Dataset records
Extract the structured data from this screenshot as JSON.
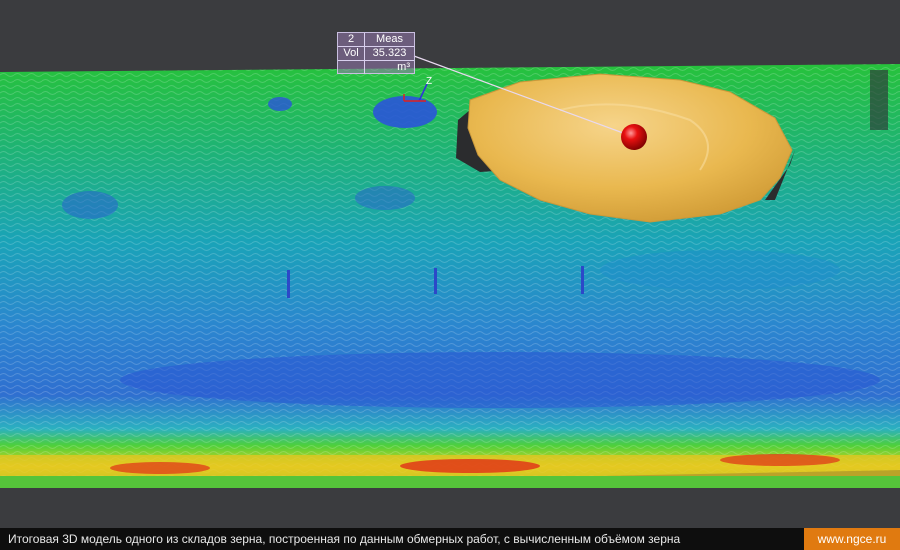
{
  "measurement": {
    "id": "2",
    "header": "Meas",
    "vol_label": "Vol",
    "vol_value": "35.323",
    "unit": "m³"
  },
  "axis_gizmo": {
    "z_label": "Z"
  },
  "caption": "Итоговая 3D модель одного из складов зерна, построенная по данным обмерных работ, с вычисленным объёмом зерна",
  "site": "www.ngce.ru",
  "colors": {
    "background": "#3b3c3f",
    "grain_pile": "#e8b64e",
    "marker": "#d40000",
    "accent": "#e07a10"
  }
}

Given task. Images should not appear in the copy; retype the listing above exactly.

Exercise response.
Extract the structured data from this screenshot as JSON.
{
  "measurement": {
    "id": "2",
    "header": "Meas",
    "vol_label": "Vol",
    "vol_value": "35.323",
    "unit": "m³"
  },
  "axis_gizmo": {
    "z_label": "Z"
  },
  "caption": "Итоговая 3D модель одного из складов зерна, построенная по данным обмерных работ, с вычисленным объёмом зерна",
  "site": "www.ngce.ru",
  "colors": {
    "background": "#3b3c3f",
    "grain_pile": "#e8b64e",
    "marker": "#d40000",
    "accent": "#e07a10"
  }
}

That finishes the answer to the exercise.